_Description of the task_
In the entries below, find the lines that contain the word "areas" and copy them.
-=-=-=-=-
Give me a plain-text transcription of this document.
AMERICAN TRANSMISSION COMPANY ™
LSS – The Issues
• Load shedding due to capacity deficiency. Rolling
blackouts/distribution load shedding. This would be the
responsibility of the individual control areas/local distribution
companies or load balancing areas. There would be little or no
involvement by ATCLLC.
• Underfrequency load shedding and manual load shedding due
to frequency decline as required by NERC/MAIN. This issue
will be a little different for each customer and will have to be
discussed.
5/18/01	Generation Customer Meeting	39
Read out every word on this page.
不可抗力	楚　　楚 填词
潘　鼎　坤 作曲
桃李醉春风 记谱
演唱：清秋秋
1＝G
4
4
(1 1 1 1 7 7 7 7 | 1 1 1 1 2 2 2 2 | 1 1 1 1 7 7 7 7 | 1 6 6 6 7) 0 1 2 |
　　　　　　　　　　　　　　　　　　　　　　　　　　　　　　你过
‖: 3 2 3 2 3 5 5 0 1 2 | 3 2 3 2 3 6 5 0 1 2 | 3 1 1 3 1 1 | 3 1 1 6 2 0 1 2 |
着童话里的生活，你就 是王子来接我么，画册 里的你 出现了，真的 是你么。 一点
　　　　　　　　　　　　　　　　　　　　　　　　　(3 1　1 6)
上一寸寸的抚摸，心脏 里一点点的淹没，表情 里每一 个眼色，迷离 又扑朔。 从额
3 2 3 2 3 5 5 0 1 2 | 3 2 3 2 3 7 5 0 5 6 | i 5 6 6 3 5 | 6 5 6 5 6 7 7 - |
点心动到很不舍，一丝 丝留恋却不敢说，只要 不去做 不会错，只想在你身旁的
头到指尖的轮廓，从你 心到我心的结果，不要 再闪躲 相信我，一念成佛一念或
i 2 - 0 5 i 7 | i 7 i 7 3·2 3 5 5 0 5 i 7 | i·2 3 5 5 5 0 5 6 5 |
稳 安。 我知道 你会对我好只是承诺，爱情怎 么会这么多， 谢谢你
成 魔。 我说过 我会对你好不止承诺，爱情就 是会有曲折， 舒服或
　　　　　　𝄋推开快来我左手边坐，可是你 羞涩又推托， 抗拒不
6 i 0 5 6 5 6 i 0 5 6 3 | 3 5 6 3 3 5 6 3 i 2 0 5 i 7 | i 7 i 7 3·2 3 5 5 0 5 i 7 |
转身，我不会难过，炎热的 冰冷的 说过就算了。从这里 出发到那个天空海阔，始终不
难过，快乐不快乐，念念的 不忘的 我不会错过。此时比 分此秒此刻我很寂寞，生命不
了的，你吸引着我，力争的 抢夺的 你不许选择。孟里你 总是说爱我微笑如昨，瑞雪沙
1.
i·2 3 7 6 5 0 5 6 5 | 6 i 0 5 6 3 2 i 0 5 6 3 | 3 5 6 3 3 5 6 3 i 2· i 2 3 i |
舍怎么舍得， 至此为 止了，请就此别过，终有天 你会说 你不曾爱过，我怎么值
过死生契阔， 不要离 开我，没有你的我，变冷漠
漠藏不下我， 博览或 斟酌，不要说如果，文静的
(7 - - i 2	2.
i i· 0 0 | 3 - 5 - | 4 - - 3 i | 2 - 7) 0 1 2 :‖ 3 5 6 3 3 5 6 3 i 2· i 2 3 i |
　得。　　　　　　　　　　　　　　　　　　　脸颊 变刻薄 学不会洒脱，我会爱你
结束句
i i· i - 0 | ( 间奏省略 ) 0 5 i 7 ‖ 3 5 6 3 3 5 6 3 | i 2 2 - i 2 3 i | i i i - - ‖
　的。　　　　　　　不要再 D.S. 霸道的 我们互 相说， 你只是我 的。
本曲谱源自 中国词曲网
-=-=-=-=-
_Result of the exercise_
responsibility of the individual control areas/local distribution
companies or load balancing areas. There would be little or no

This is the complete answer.